* [TASK DIRECTIONS] Give back exactly the lines running from the line with "Convert this screenshot" to the end of the entries, and only those lines.

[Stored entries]
------------------------------

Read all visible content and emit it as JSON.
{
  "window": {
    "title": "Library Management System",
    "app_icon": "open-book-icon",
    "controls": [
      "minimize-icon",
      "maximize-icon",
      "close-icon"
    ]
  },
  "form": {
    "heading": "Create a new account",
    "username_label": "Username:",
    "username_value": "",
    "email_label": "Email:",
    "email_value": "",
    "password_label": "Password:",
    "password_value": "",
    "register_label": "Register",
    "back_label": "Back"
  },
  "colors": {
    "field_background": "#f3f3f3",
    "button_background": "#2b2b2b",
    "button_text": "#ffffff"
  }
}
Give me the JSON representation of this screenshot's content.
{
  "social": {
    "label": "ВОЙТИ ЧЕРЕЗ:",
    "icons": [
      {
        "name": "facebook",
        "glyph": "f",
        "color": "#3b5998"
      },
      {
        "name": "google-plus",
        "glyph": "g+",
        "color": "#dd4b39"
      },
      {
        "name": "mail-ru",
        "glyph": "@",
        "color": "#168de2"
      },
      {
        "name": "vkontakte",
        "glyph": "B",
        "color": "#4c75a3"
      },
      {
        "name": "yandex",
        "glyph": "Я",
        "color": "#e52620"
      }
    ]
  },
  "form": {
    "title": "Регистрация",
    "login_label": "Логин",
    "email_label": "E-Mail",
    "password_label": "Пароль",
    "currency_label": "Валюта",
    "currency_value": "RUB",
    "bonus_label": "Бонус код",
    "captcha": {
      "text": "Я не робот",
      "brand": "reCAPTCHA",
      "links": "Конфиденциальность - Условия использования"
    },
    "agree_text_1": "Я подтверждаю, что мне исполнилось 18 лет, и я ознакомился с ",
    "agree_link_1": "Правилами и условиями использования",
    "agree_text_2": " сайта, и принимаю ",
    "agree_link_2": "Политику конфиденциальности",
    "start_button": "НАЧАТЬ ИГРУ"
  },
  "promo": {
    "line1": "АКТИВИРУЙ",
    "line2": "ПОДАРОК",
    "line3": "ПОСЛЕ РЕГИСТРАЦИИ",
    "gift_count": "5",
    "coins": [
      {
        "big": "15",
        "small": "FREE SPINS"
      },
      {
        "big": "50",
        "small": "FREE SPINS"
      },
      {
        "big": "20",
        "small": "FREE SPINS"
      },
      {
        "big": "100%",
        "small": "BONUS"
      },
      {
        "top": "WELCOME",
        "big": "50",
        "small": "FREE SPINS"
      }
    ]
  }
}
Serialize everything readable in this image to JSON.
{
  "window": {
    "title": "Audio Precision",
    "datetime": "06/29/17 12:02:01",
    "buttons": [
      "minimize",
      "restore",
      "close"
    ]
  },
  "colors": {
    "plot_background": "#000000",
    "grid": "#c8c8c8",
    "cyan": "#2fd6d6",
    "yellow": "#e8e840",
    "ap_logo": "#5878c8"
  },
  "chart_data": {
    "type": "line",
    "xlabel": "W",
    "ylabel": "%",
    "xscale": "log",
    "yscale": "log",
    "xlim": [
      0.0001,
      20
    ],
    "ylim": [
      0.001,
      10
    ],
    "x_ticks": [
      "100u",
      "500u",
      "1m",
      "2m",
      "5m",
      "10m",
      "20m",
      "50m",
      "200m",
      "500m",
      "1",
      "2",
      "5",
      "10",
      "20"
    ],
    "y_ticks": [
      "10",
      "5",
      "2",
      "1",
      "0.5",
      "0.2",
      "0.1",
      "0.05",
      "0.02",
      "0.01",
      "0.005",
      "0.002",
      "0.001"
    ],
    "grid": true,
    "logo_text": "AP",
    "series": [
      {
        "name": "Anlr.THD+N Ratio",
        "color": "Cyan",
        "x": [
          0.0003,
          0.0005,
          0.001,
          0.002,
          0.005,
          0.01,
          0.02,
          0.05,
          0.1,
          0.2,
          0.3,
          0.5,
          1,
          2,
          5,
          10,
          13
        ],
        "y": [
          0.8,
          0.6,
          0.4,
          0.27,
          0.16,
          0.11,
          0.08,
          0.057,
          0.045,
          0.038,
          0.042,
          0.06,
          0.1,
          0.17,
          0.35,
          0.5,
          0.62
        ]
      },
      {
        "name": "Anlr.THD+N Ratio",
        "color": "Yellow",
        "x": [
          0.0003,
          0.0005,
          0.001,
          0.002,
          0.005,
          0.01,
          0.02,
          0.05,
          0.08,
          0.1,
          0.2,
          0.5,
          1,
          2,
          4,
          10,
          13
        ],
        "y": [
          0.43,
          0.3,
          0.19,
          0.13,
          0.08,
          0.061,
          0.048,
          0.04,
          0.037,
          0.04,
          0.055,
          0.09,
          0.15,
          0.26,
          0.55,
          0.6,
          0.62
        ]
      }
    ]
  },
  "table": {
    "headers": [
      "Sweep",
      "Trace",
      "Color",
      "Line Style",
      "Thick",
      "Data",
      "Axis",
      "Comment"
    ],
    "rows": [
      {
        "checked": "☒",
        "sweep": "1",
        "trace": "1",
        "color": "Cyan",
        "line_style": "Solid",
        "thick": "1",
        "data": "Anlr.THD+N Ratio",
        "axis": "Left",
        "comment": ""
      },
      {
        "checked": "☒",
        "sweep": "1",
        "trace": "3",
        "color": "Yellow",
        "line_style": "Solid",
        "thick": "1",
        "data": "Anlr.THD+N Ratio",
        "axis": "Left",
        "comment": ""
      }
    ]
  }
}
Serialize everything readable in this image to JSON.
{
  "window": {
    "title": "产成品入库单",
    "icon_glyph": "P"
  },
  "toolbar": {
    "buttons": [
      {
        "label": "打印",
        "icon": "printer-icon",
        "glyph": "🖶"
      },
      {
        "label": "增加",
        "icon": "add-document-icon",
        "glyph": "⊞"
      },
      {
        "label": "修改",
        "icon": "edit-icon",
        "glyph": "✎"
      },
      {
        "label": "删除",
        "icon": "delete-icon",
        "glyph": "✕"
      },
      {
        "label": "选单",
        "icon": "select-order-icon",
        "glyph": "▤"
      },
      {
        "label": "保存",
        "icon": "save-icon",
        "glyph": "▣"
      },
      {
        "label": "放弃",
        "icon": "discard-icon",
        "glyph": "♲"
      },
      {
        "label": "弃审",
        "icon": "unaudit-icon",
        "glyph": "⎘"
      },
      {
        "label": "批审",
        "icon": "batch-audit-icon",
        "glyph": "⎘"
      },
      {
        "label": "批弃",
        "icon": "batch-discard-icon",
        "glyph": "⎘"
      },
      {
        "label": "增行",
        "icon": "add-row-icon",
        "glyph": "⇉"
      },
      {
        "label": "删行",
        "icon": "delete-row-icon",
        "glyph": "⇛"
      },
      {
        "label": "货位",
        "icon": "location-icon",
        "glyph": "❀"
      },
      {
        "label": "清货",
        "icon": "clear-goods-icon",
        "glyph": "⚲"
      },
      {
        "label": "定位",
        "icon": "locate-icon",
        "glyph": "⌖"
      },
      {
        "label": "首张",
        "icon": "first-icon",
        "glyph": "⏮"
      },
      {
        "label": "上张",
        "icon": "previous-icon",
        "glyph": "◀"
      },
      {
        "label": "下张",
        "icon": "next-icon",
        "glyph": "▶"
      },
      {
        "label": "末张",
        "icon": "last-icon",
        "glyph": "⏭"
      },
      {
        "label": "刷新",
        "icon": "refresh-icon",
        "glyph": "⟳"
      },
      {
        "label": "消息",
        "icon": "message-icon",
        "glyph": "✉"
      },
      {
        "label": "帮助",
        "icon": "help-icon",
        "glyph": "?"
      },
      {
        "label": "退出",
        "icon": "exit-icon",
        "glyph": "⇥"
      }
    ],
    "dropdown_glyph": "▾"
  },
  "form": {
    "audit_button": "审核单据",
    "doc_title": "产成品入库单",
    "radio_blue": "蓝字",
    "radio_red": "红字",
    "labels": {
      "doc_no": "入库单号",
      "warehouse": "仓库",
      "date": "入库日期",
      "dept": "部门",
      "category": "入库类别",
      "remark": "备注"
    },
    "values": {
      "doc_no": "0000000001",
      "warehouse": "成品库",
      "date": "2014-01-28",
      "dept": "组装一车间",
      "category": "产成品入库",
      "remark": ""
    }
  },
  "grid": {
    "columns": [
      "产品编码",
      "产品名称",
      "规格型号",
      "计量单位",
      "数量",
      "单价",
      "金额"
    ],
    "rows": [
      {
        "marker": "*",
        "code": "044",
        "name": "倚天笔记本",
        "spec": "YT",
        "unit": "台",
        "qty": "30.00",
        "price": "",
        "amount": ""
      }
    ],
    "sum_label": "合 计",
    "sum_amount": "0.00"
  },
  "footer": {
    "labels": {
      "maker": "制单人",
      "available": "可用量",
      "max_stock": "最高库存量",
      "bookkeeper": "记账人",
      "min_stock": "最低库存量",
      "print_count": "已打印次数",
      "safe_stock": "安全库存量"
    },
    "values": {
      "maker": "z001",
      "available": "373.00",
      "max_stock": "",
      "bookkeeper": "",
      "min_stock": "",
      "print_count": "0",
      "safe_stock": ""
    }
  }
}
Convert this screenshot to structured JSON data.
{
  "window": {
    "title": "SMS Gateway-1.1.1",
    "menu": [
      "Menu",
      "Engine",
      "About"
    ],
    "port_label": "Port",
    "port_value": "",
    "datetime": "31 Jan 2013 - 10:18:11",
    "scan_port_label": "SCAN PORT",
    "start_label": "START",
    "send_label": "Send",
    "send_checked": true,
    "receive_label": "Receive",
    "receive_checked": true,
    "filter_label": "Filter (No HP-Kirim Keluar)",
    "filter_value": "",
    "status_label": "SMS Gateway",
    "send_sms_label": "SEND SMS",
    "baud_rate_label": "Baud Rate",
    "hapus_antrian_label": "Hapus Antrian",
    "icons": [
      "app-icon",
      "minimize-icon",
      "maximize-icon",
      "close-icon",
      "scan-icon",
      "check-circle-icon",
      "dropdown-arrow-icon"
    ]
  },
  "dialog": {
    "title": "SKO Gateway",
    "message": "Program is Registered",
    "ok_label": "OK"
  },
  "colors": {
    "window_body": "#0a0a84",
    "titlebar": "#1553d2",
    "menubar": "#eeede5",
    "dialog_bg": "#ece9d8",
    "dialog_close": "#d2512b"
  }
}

------------------------------

* [OUTPUT BELOW]
Convert this screenshot to structured JSON data.
{
  "window": {
    "title": "SMS Gateway-1.1.1",
    "menu": [
      "Menu",
      "Engine",
      "About"
    ],
    "port_label": "Port",
    "port_value": "",
    "datetime": "31 Jan 2013 - 10:18:11",
    "scan_port_label": "SCAN PORT",
    "start_label": "START",
    "send_label": "Send",
    "send_checked": true,
    "receive_label": "Receive",
    "receive_checked": true,
    "filter_label": "Filter (No HP-Kirim Keluar)",
    "filter_value": "",
    "status_label": "SMS Gateway",
    "send_sms_label": "SEND SMS",
    "baud_rate_label": "Baud Rate",
    "hapus_antrian_label": "Hapus Antrian",
    "icons": [
      "app-icon",
      "minimize-icon",
      "maximize-icon",
      "close-icon",
      "scan-icon",
      "check-circle-icon",
      "dropdown-arrow-icon"
    ]
  },
  "dialog": {
    "title": "SKO Gateway",
    "message": "Program is Registered",
    "ok_label": "OK"
  },
  "colors": {
    "window_body": "#0a0a84",
    "titlebar": "#1553d2",
    "menubar": "#eeede5",
    "dialog_bg": "#ece9d8",
    "dialog_close": "#d2512b"
  }
}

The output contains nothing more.